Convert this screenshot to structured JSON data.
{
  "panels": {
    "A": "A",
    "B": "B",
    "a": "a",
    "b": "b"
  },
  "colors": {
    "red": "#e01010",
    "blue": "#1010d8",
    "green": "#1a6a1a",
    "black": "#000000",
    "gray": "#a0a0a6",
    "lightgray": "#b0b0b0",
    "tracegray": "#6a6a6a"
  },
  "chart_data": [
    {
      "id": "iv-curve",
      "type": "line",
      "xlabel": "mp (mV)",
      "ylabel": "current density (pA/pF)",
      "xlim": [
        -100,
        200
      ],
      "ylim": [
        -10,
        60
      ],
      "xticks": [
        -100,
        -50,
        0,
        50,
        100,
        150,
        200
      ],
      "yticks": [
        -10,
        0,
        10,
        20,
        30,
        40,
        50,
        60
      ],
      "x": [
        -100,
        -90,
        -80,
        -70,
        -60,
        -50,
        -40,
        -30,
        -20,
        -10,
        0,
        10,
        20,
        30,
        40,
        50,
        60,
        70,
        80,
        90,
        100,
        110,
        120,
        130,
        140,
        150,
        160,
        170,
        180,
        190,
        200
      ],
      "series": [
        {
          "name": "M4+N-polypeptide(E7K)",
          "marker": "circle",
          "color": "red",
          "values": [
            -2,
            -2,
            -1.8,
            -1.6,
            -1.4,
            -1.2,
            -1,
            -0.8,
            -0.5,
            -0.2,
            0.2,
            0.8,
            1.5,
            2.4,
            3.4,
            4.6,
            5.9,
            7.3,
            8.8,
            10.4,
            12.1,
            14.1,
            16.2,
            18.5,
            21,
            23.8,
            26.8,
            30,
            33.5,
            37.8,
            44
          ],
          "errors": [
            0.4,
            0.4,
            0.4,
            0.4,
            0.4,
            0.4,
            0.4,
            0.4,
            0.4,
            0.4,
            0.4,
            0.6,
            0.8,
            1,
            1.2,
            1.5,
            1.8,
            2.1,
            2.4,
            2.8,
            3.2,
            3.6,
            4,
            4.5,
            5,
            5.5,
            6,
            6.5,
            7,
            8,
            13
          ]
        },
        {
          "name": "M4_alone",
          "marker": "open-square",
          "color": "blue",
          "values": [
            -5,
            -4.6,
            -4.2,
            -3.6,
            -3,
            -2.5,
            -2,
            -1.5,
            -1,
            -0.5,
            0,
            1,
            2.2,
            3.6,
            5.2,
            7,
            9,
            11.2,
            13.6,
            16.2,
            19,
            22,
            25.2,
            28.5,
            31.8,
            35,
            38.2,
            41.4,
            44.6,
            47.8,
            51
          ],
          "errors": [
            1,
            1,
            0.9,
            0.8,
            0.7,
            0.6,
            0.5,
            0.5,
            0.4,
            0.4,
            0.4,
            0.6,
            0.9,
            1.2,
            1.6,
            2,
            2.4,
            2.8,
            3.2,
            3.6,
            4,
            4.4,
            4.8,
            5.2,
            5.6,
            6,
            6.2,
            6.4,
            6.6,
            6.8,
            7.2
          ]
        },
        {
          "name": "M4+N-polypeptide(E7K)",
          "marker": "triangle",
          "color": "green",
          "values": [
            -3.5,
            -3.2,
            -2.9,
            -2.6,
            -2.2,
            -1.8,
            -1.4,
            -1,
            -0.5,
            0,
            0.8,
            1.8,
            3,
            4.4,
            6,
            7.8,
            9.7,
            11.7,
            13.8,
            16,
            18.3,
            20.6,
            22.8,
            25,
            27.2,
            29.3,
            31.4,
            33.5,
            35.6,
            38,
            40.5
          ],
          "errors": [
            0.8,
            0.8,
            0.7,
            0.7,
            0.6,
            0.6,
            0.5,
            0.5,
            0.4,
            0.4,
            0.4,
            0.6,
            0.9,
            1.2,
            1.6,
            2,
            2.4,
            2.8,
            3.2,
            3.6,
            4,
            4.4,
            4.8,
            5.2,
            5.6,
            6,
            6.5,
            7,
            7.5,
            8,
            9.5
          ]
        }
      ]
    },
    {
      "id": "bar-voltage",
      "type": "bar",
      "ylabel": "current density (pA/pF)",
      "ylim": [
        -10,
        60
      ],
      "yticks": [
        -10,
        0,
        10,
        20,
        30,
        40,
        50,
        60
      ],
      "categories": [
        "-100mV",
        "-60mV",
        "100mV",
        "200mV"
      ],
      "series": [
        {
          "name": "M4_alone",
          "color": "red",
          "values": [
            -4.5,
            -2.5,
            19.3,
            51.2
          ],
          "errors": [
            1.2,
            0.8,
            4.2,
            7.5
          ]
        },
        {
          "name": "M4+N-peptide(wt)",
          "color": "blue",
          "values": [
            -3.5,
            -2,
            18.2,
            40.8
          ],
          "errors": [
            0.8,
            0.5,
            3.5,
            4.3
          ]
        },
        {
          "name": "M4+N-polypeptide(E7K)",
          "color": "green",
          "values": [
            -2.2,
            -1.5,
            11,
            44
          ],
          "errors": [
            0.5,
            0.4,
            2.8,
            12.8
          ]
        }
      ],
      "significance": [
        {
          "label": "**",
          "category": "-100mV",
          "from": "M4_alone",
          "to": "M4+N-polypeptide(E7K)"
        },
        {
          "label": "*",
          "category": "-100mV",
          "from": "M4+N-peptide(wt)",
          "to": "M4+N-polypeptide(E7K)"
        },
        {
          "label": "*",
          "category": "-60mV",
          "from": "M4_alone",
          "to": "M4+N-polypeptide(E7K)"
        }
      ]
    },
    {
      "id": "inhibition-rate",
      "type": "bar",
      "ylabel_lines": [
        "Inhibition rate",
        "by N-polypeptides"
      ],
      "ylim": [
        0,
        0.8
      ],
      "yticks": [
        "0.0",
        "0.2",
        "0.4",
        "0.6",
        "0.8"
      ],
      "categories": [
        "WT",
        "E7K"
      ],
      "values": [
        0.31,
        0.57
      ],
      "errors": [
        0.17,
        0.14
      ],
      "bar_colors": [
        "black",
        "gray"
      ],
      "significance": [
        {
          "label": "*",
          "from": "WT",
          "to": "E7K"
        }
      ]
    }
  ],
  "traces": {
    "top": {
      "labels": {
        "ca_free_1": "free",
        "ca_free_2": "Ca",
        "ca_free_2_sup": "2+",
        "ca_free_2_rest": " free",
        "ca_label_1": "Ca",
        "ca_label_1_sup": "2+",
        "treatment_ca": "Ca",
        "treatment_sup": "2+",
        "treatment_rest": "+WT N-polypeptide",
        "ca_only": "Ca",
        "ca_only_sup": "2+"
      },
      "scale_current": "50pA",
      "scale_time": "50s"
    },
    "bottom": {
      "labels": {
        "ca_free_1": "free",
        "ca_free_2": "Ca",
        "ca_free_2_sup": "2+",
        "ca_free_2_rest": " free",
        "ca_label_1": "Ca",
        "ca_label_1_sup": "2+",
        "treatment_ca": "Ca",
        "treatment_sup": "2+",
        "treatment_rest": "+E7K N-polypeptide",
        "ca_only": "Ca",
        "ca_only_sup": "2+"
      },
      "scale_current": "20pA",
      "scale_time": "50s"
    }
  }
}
......
• _THE TASK_:
Check each line in the records for the word "marker" and say how many have it, with nothing else.

• _YOUR SOLUTION_:
3